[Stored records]
═══

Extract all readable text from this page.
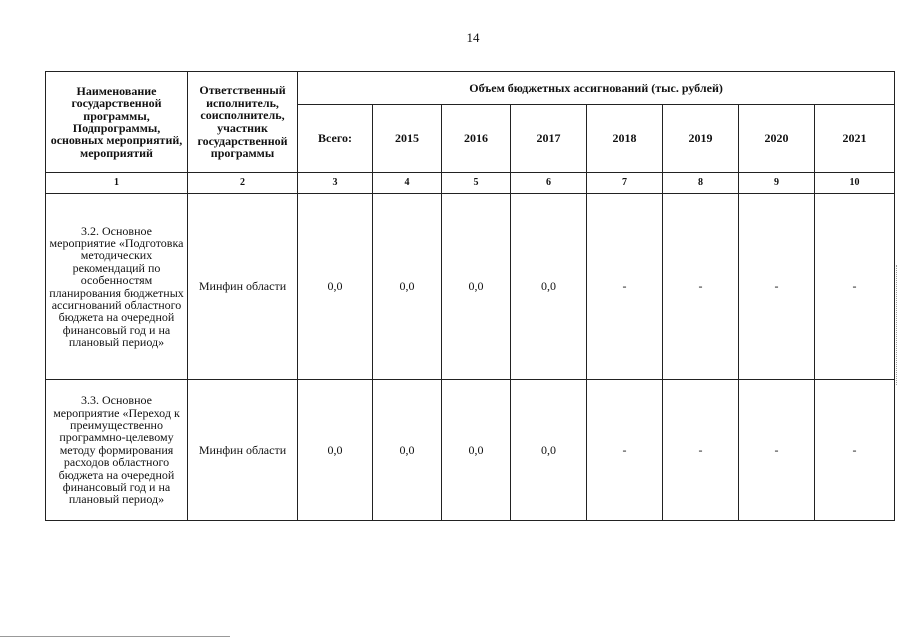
14
Наименование государственной программы, Подпрограммы, основных мероприятий, мероприятий	Ответственный исполнитель, соисполнитель, участник государственной программы	Объем бюджетных ассигнований (тыс. рублей)							
		Всего:	2015	2016	2017	2018	2019	2020	2021
1	2	3	4	5	6	7	8	9	10
3.2. Основное мероприятие «Подготовка методических рекомендаций по особенностям планирования бюджетных ассигнований областного бюджета на очередной финансовый год и на плановый период»	Минфин области	0,0	0,0	0,0	0,0	-	-	-	-
3.3. Основное мероприятие «Переход к преимущественно программно-целевому методу формирования расходов областного бюджета на очередной финансовый год и на плановый период»	Минфин области	0,0	0,0	0,0	0,0	-	-	-	-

═══

What you will do: Say how many lines include the word "области"; reply with the number alone.

Solution to this task: 2